▶ WHAT THE TASK ASKS
Scan the records and identify every line in which the string "this" occurs, then return those lines.

▶ INPUT DATA
++++++
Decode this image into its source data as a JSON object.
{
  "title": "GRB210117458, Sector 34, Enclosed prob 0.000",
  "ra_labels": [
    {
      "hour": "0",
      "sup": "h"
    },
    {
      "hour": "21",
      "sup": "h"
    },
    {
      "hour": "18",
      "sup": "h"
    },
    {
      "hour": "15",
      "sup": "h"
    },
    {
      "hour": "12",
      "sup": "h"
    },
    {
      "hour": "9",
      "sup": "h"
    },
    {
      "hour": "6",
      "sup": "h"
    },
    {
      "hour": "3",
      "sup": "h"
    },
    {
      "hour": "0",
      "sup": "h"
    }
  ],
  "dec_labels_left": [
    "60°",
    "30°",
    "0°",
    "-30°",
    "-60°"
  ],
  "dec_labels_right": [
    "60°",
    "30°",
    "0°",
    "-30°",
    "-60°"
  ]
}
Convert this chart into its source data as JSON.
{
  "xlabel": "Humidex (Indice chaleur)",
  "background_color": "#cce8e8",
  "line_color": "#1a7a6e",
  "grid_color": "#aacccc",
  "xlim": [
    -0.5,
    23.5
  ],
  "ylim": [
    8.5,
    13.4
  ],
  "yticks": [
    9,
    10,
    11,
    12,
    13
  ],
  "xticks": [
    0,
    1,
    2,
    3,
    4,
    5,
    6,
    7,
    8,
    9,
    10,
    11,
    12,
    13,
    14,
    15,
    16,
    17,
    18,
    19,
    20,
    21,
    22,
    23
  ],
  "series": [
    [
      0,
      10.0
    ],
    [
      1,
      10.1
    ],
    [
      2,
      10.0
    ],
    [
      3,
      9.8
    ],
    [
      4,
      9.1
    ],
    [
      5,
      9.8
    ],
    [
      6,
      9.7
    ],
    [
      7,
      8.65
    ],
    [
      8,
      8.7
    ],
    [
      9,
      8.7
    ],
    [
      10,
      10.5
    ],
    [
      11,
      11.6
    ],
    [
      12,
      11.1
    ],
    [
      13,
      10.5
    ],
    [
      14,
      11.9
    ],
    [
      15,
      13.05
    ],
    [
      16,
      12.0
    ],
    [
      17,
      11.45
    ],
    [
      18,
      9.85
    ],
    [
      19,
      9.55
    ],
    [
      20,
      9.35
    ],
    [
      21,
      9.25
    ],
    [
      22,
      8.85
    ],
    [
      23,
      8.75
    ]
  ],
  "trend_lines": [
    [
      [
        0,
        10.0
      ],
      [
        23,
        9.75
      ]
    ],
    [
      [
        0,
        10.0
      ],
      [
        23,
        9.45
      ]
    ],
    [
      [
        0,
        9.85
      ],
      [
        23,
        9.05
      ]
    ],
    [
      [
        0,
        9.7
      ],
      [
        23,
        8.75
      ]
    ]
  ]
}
++++++
▶ TASK OUTPUT
Decode this image into its source data as a JSON object.
Convert this chart into its source data as JSON.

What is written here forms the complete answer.